Request:
How many lines of the records below contain the word "grades"? Answer with the number alone.

— Begin Extracted records —

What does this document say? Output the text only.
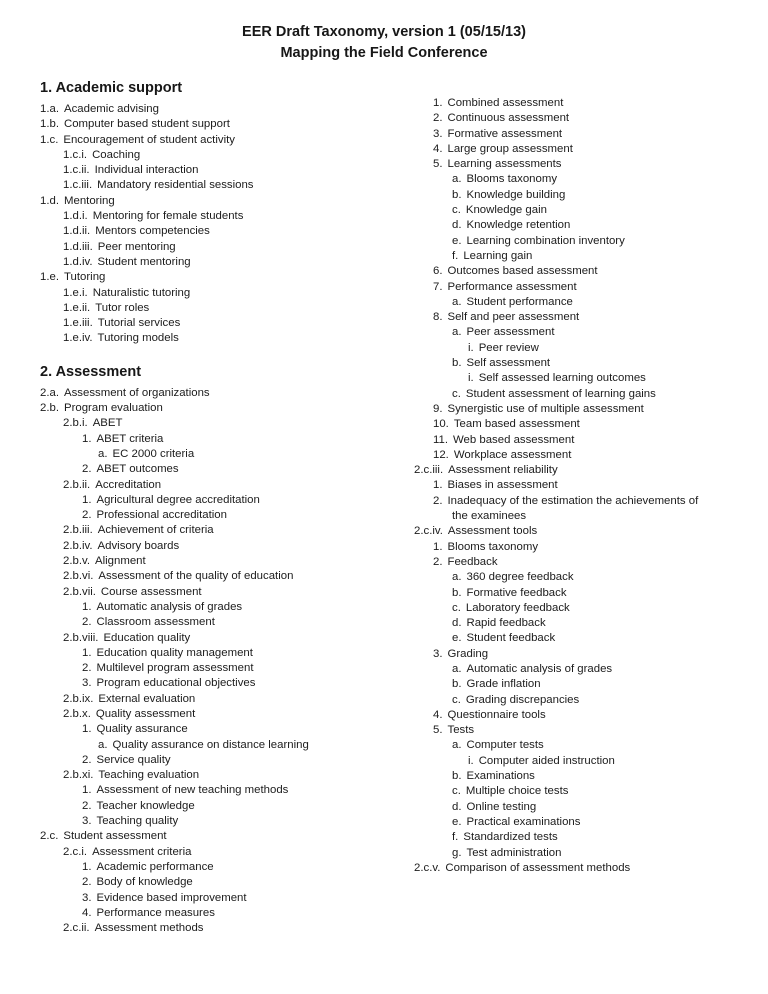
EER Draft Taxonomy, version 1 (05/15/13)
Mapping the Field Conference
1. Academic support
1.a. Academic advising
1.b. Computer based student support
1.c. Encouragement of student activity
1.c.i. Coaching
1.c.ii. Individual interaction
1.c.iii. Mandatory residential sessions
1.d. Mentoring
1.d.i. Mentoring for female students
1.d.ii. Mentors competencies
1.d.iii. Peer mentoring
1.d.iv. Student mentoring
1.e. Tutoring
1.e.i. Naturalistic tutoring
1.e.ii. Tutor roles
1.e.iii. Tutorial services
1.e.iv. Tutoring models
2. Assessment
2.a. Assessment of organizations
2.b. Program evaluation
2.b.i. ABET
1. ABET criteria
a. EC 2000 criteria
2. ABET outcomes
2.b.ii. Accreditation
1. Agricultural degree accreditation
2. Professional accreditation
2.b.iii. Achievement of criteria
2.b.iv. Advisory boards
2.b.v. Alignment
2.b.vi. Assessment of the quality of education
2.b.vii. Course assessment
1. Automatic analysis of grades
2. Classroom assessment
2.b.viii. Education quality
1. Education quality management
2. Multilevel program assessment
3. Program educational objectives
2.b.ix. External evaluation
2.b.x. Quality assessment
1. Quality assurance
a. Quality assurance on distance learning
2. Service quality
2.b.xi. Teaching evaluation
1. Assessment of new teaching methods
2. Teacher knowledge
3. Teaching quality
2.c. Student assessment
2.c.i. Assessment criteria
1. Academic performance
2. Body of knowledge
3. Evidence based improvement
4. Performance measures
2.c.ii. Assessment methods
1. Combined assessment
2. Continuous assessment
3. Formative assessment
4. Large group assessment
5. Learning assessments
a. Blooms taxonomy
b. Knowledge building
c. Knowledge gain
d. Knowledge retention
e. Learning combination inventory
f. Learning gain
6. Outcomes based assessment
7. Performance assessment
a. Student performance
8. Self and peer assessment
a. Peer assessment
i. Peer review
b. Self assessment
i. Self assessed learning outcomes
c. Student assessment of learning gains
9. Synergistic use of multiple assessment
10. Team based assessment
11. Web based assessment
12. Workplace assessment
2.c.iii. Assessment reliability
1. Biases in assessment
2. Inadequacy of the estimation the achievements of
the examinees
2.c.iv. Assessment tools
1. Blooms taxonomy
2. Feedback
a. 360 degree feedback
b. Formative feedback
c. Laboratory feedback
d. Rapid feedback
e. Student feedback
3. Grading
a. Automatic analysis of grades
b. Grade inflation
c. Grading discrepancies
4. Questionnaire tools
5. Tests
a. Computer tests
i. Computer aided instruction
b. Examinations
c. Multiple choice tests
d. Online testing
e. Practical examinations
f. Standardized tests
g. Test administration
2.c.v. Comparison of assessment methods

— End Extracted records —

Exercise answer:
2